Source data:
-- -- --

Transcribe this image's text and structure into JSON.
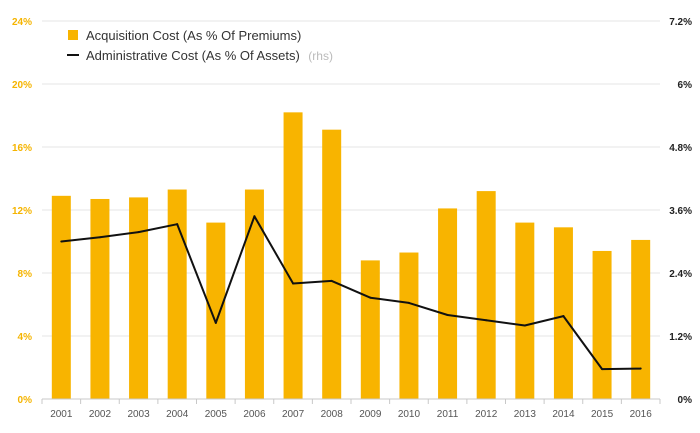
{
  "chart_data": {
    "type": "bar",
    "categories": [
      "2001",
      "2002",
      "2003",
      "2004",
      "2005",
      "2006",
      "2007",
      "2008",
      "2009",
      "2010",
      "2011",
      "2012",
      "2013",
      "2014",
      "2015",
      "2016"
    ],
    "series": [
      {
        "name": "Acquisition Cost (As % Of Premiums)",
        "type": "bar",
        "axis": "left",
        "color": "#f8b400",
        "values": [
          12.9,
          12.7,
          12.8,
          13.3,
          11.2,
          13.3,
          18.2,
          17.1,
          8.8,
          9.3,
          12.1,
          13.2,
          11.2,
          10.9,
          9.4,
          10.1
        ]
      },
      {
        "name": "Administrative Cost (As % Of Assets)",
        "name_suffix": "(rhs)",
        "type": "line",
        "axis": "right",
        "color": "#111111",
        "values": [
          3.0,
          3.08,
          3.18,
          3.33,
          1.45,
          3.48,
          2.2,
          2.25,
          1.93,
          1.83,
          1.6,
          1.5,
          1.4,
          1.58,
          0.57,
          0.58
        ]
      }
    ],
    "y_left": {
      "ylim": [
        0,
        24
      ],
      "ticks": [
        "0%",
        "4%",
        "8%",
        "12%",
        "16%",
        "20%",
        "24%"
      ],
      "tick_values": [
        0,
        4,
        8,
        12,
        16,
        20,
        24
      ],
      "color": "#f5b400"
    },
    "y_right": {
      "ylim": [
        0,
        7.2
      ],
      "ticks": [
        "0%",
        "1.2%",
        "2.4%",
        "3.6%",
        "4.8%",
        "6%",
        "7.2%"
      ],
      "tick_values": [
        0,
        1.2,
        2.4,
        3.6,
        4.8,
        6,
        7.2
      ],
      "color": "#222222"
    },
    "grid": true,
    "legend_position": "top-left",
    "title": "",
    "xlabel": "",
    "ylabel": ""
  }
}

-- -- --

Problem description
Pick out all the lines with the word "Cost" in them and copy them.

Answer to the problem
        "name": "Acquisition Cost (As % Of Premiums)",
        "name": "Administrative Cost (As % Of Assets)",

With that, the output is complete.